---- INPUT RECORDS

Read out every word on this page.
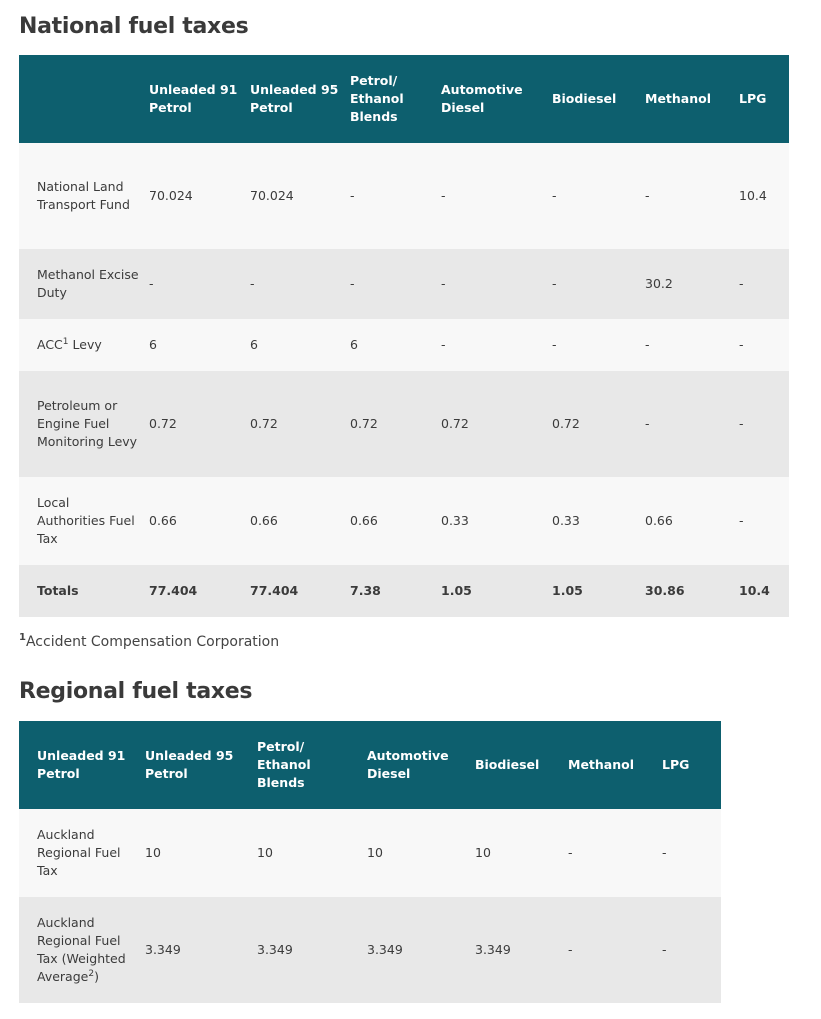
National fuel taxes
	Unleaded 91 Petrol	Unleaded 95 Petrol	Petrol/ Ethanol Blends	Automotive Diesel	Biodiesel	Methanol	LPG
National Land Transport Fund	70.024	70.024	-	-	-	-	10.4
Methanol Excise Duty	-	-	-	-	-	30.2	-
ACC$^1$ Levy	6	6	6	-	-	-	-
Petroleum or Engine Fuel Monitoring Levy	0.72	0.72	0.72	0.72	0.72	-	-
Local Authorities Fuel Tax	0.66	0.66	0.66	0.33	0.33	0.66	-
Totals	77.404	77.404	7.38	1.05	1.05	30.86	10.4

$^1$Accident Compensation Corporation

Regional fuel taxes
Unleaded 91 Petrol	Unleaded 95 Petrol	Petrol/ Ethanol Blends	Automotive Diesel	Biodiesel	Methanol	LPG
Auckland Regional Fuel Tax	10	10	10	10	-	-
Auckland Regional Fuel Tax (Weighted Average$^2$)	3.349	3.349	3.349	3.349	-	-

--------

Using the entries above, return each line that includes the word "taxes".

National fuel taxes
Regional fuel taxes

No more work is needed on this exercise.